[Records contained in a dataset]
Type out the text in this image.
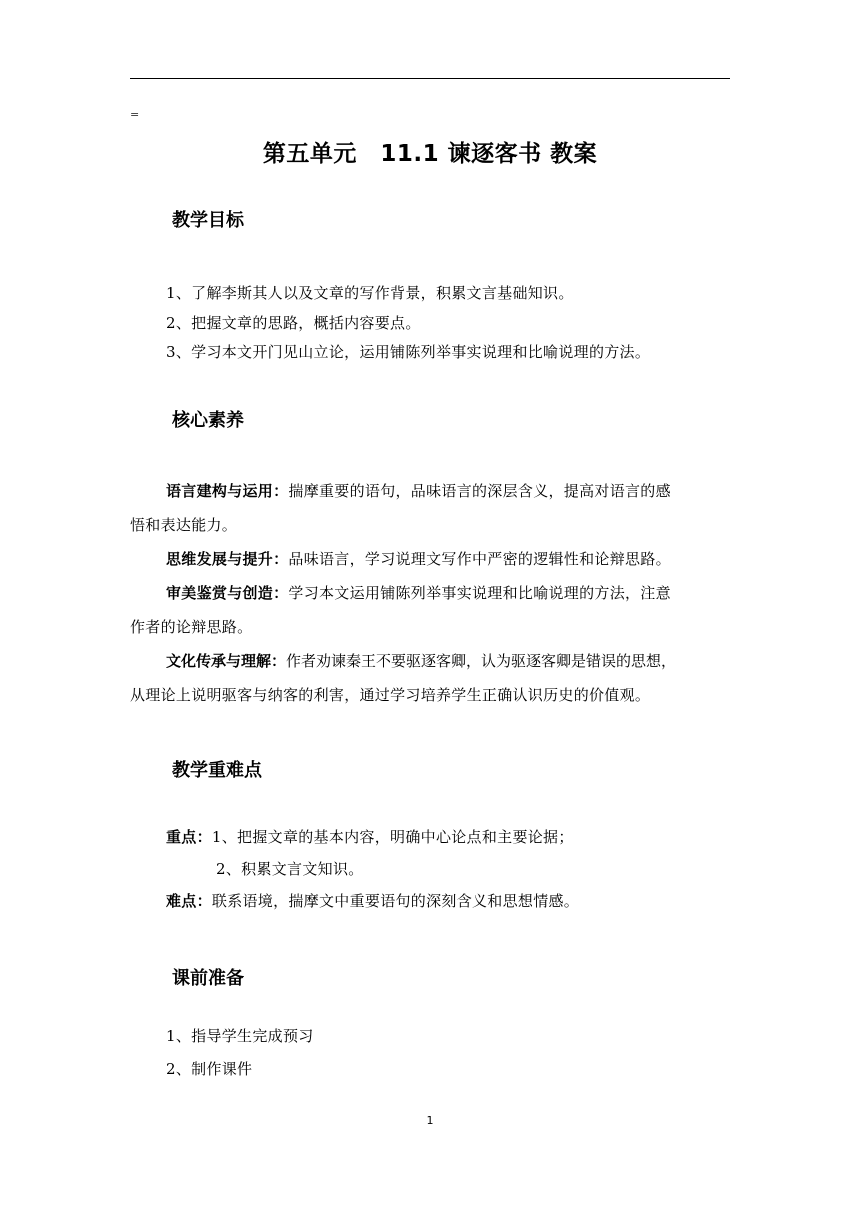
=
第五单元　11.1 谏逐客书 教案
教学目标
1、了解李斯其人以及文章的写作背景，积累文言基础知识。
2、把握文章的思路，概括内容要点。
3、学习本文开门见山立论，运用铺陈列举事实说理和比喻说理的方法。
核心素养
语言建构与运用：揣摩重要的语句，品味语言的深层含义，提高对语言的感
悟和表达能力。
思维发展与提升：品味语言，学习说理文写作中严密的逻辑性和论辩思路。
审美鉴赏与创造：学习本文运用铺陈列举事实说理和比喻说理的方法，注意
作者的论辩思路。
文化传承与理解：作者劝谏秦王不要驱逐客卿，认为驱逐客卿是错误的思想，
从理论上说明驱客与纳客的利害，通过学习培养学生正确认识历史的价值观。
教学重难点
重点：1、把握文章的基本内容，明确中心论点和主要论据；
2、积累文言文知识。
难点：联系语境，揣摩文中重要语句的深刻含义和思想情感。
课前准备
1、指导学生完成预习
2、制作课件
1
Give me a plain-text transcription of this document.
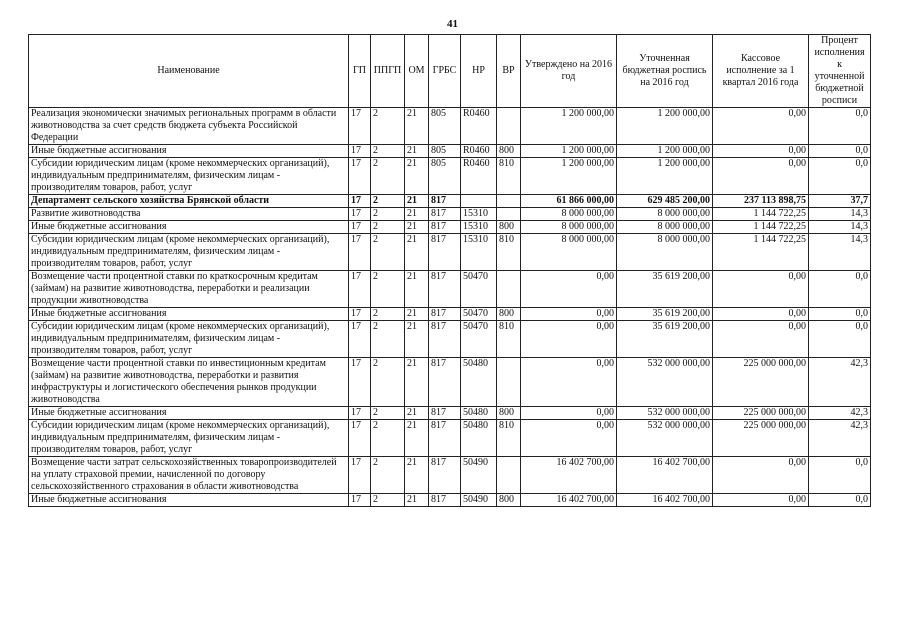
41
Наименование	ГП	ППГП	ОМ	ГРБС	НР	ВР	Утверждено на 2016 год	Уточненная бюджетная роспись на 2016 год	Кассовое исполнение за 1 квартал 2016 года	Процент исполнения к уточненной бюджетной росписи
Реализация экономически значимых региональных программ в области животноводства за счет средств бюджета субъекта Российской Федерации	17	2	21	805	R0460		1 200 000,00	1 200 000,00	0,00	0,0
Иные бюджетные ассигнования	17	2	21	805	R0460	800	1 200 000,00	1 200 000,00	0,00	0,0
Субсидии юридическим лицам (кроме некоммерческих организаций), индивидуальным предпринимателям, физическим лицам - производителям товаров, работ, услуг	17	2	21	805	R0460	810	1 200 000,00	1 200 000,00	0,00	0,0
Департамент сельского хозяйства Брянской области	17	2	21	817			61 866 000,00	629 485 200,00	237 113 898,75	37,7
Развитие животноводства	17	2	21	817	15310		8 000 000,00	8 000 000,00	1 144 722,25	14,3
Иные бюджетные ассигнования	17	2	21	817	15310	800	8 000 000,00	8 000 000,00	1 144 722,25	14,3
Субсидии юридическим лицам (кроме некоммерческих организаций), индивидуальным предпринимателям, физическим лицам - производителям товаров, работ, услуг	17	2	21	817	15310	810	8 000 000,00	8 000 000,00	1 144 722,25	14,3
Возмещение части процентной ставки по краткосрочным кредитам (займам) на развитие животноводства, переработки и реализации продукции животноводства	17	2	21	817	50470		0,00	35 619 200,00	0,00	0,0
Иные бюджетные ассигнования	17	2	21	817	50470	800	0,00	35 619 200,00	0,00	0,0
Субсидии юридическим лицам (кроме некоммерческих организаций), индивидуальным предпринимателям, физическим лицам - производителям товаров, работ, услуг	17	2	21	817	50470	810	0,00	35 619 200,00	0,00	0,0
Возмещение части процентной ставки по инвестиционным кредитам (займам) на развитие животноводства, переработки и развития инфраструктуры и логистического обеспечения рынков продукции животноводства	17	2	21	817	50480		0,00	532 000 000,00	225 000 000,00	42,3
Иные бюджетные ассигнования	17	2	21	817	50480	800	0,00	532 000 000,00	225 000 000,00	42,3
Субсидии юридическим лицам (кроме некоммерческих организаций), индивидуальным предпринимателям, физическим лицам - производителям товаров, работ, услуг	17	2	21	817	50480	810	0,00	532 000 000,00	225 000 000,00	42,3
Возмещение части затрат сельскохозяйственных товаропроизводителей на уплату страховой премии, начисленной по договору сельскохозяйственного страхования в области животноводства	17	2	21	817	50490		16 402 700,00	16 402 700,00	0,00	0,0
Иные бюджетные ассигнования	17	2	21	817	50490	800	16 402 700,00	16 402 700,00	0,00	0,0
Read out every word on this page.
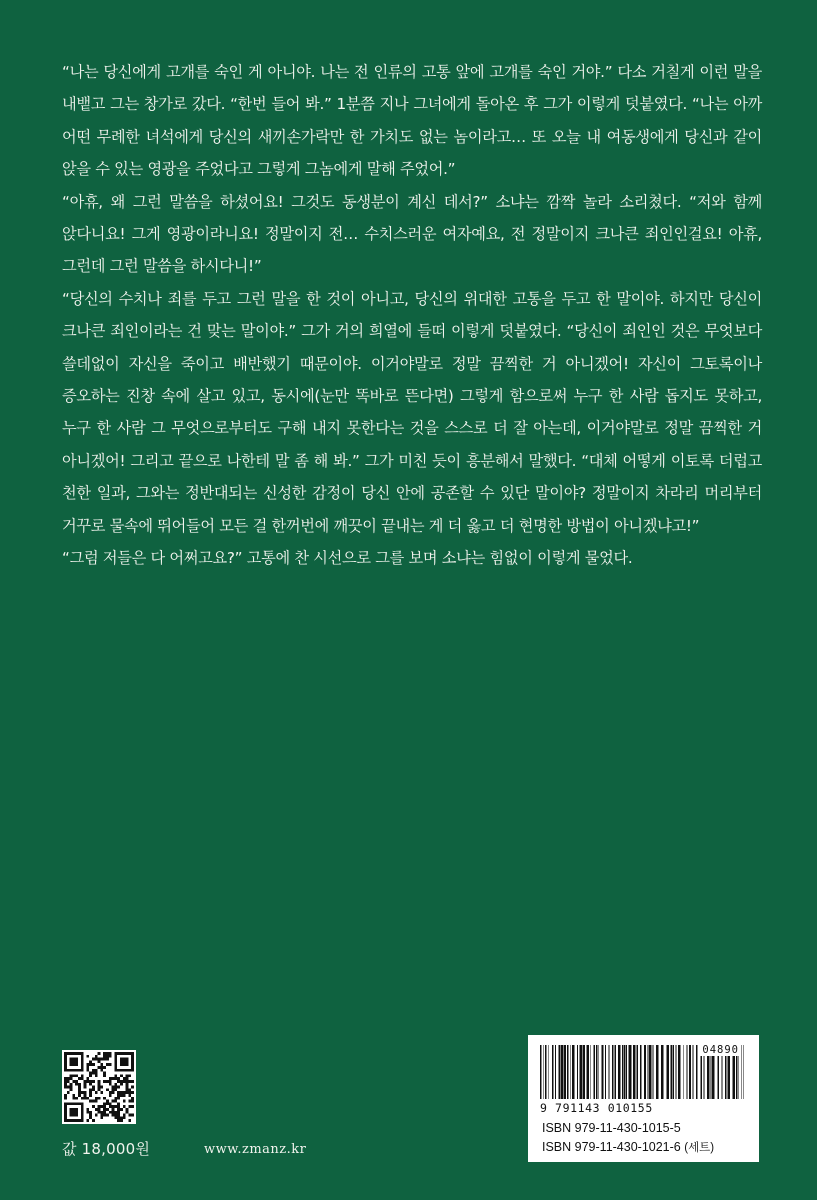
“나는 당신에게 고개를 숙인 게 아니야. 나는 전 인류의 고통 앞에 고개를 숙인 거야.” 다소 거칠게 이런 말을 내뱉고 그는 창가로 갔다. “한번 들어 봐.” 1분쯤 지나 그녀에게 돌아온 후 그가 이렇게 덧붙였다. “나는 아까 어떤 무례한 녀석에게 당신의 새끼손가락만 한 가치도 없는 놈이라고… 또 오늘 내 여동생에게 당신과 같이 앉을 수 있는 영광을 주었다고 그렇게 그놈에게 말해 주었어.”

“아휴, 왜 그런 말씀을 하셨어요! 그것도 동생분이 계신 데서?” 소냐는 깜짝 놀라 소리쳤다. “저와 함께 앉다니요! 그게 영광이라니요! 정말이지 전… 수치스러운 여자예요, 전 정말이지 크나큰 죄인인걸요! 아휴, 그런데 그런 말씀을 하시다니!”

“당신의 수치나 죄를 두고 그런 말을 한 것이 아니고, 당신의 위대한 고통을 두고 한 말이야. 하지만 당신이 크나큰 죄인이라는 건 맞는 말이야.” 그가 거의 희열에 들떠 이렇게 덧붙였다. “당신이 죄인인 것은 무엇보다 쓸데없이 자신을 죽이고 배반했기 때문이야. 이거야말로 정말 끔찍한 거 아니겠어! 자신이 그토록이나 증오하는 진창 속에 살고 있고, 동시에(눈만 똑바로 뜬다면) 그렇게 함으로써 누구 한 사람 돕지도 못하고, 누구 한 사람 그 무엇으로부터도 구해 내지 못한다는 것을 스스로 더 잘 아는데, 이거야말로 정말 끔찍한 거 아니겠어! 그리고 끝으로 나한테 말 좀 해 봐.” 그가 미친 듯이 흥분해서 말했다. “대체 어떻게 이토록 더럽고 천한 일과, 그와는 정반대되는 신성한 감정이 당신 안에 공존할 수 있단 말이야? 정말이지 차라리 머리부터 거꾸로 물속에 뛰어들어 모든 걸 한꺼번에 깨끗이 끝내는 게 더 옳고 더 현명한 방법이 아니겠냐고!”

“그럼 저들은 다 어쩌고요?” 고통에 찬 시선으로 그를 보며 소냐는 힘없이 이렇게 물었다.

값 18,000원	www.zmanz.kr
04890
9 791143 010155
ISBN 979-11-430-1015-5
ISBN 979-11-430-1021-6 (세트)
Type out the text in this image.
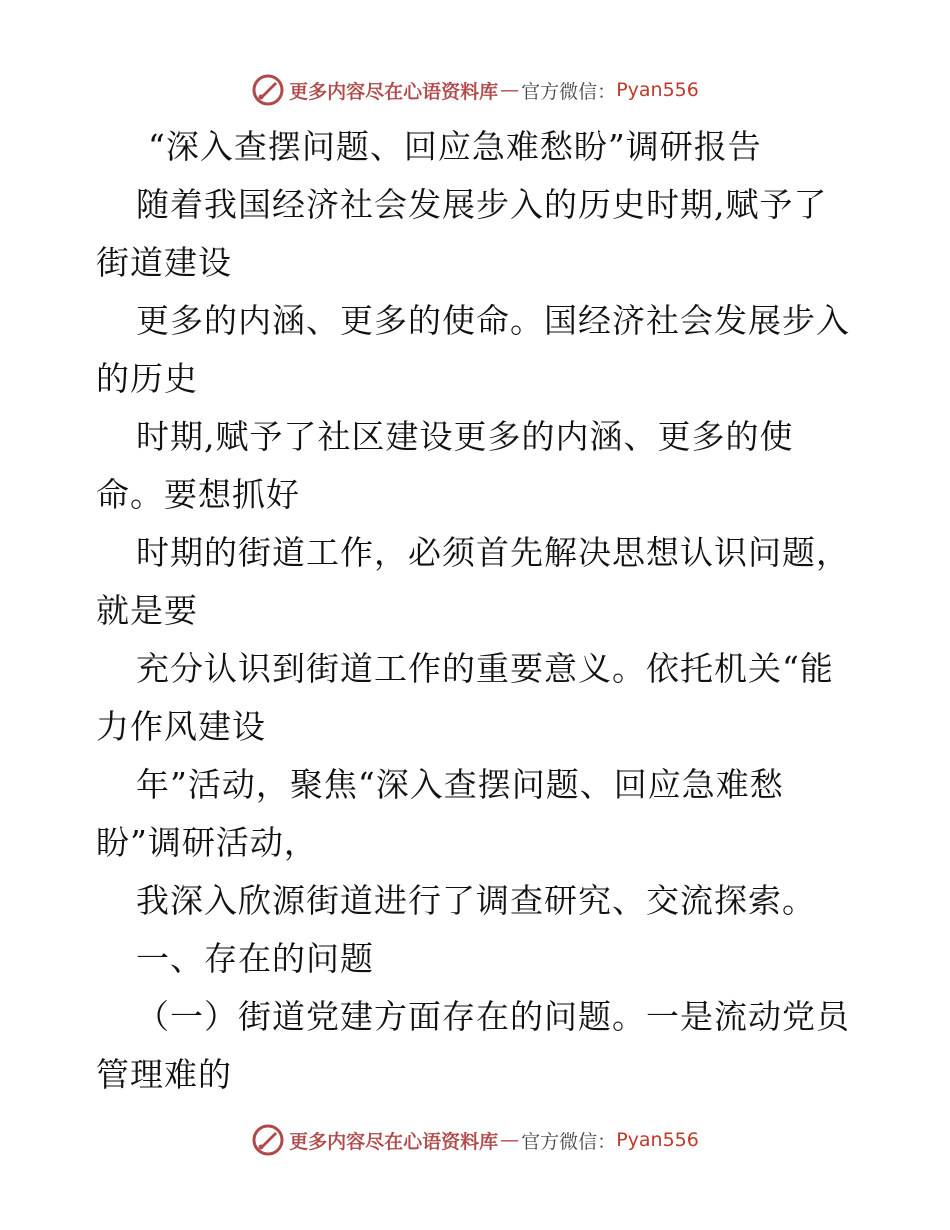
更多内容尽在心语资料库 — 官方微信： Pyan556
“深入查摆问题、回应急难愁盼”调研报告
随着我国经济社会发展步入的历史时期,赋予了
街道建设
更多的内涵、更多的使命。国经济社会发展步入
的历史
时期,赋予了社区建设更多的内涵、更多的使
命。要想抓好
时期的街道工作，必须首先解决思想认识问题，
就是要
充分认识到街道工作的重要意义。依托机关“能
力作风建设
年”活动，聚焦“深入查摆问题、回应急难愁
盼”调研活动，
我深入欣源街道进行了调查研究、交流探索。
一、存在的问题
（一）街道党建方面存在的问题。一是流动党员
管理难的
更多内容尽在心语资料库 — 官方微信： Pyan556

EXERCISE INSTRUCTIONS: Filter the records above for lines containing the word "Иные", and copy those lines.

FULL OUTPUT:
Иные бюджетные ассигнования	17	2	21	805	R0460	800	1 200 000,00	1 200 000,00	0,00	0,0
Иные бюджетные ассигнования	17	2	21	817	15310	800	8 000 000,00	8 000 000,00	1 144 722,25	14,3
Иные бюджетные ассигнования	17	2	21	817	50470	800	0,00	35 619 200,00	0,00	0,0
Иные бюджетные ассигнования	17	2	21	817	50480	800	0,00	532 000 000,00	225 000 000,00	42,3
Иные бюджетные ассигнования	17	2	21	817	50490	800	16 402 700,00	16 402 700,00	0,00	0,0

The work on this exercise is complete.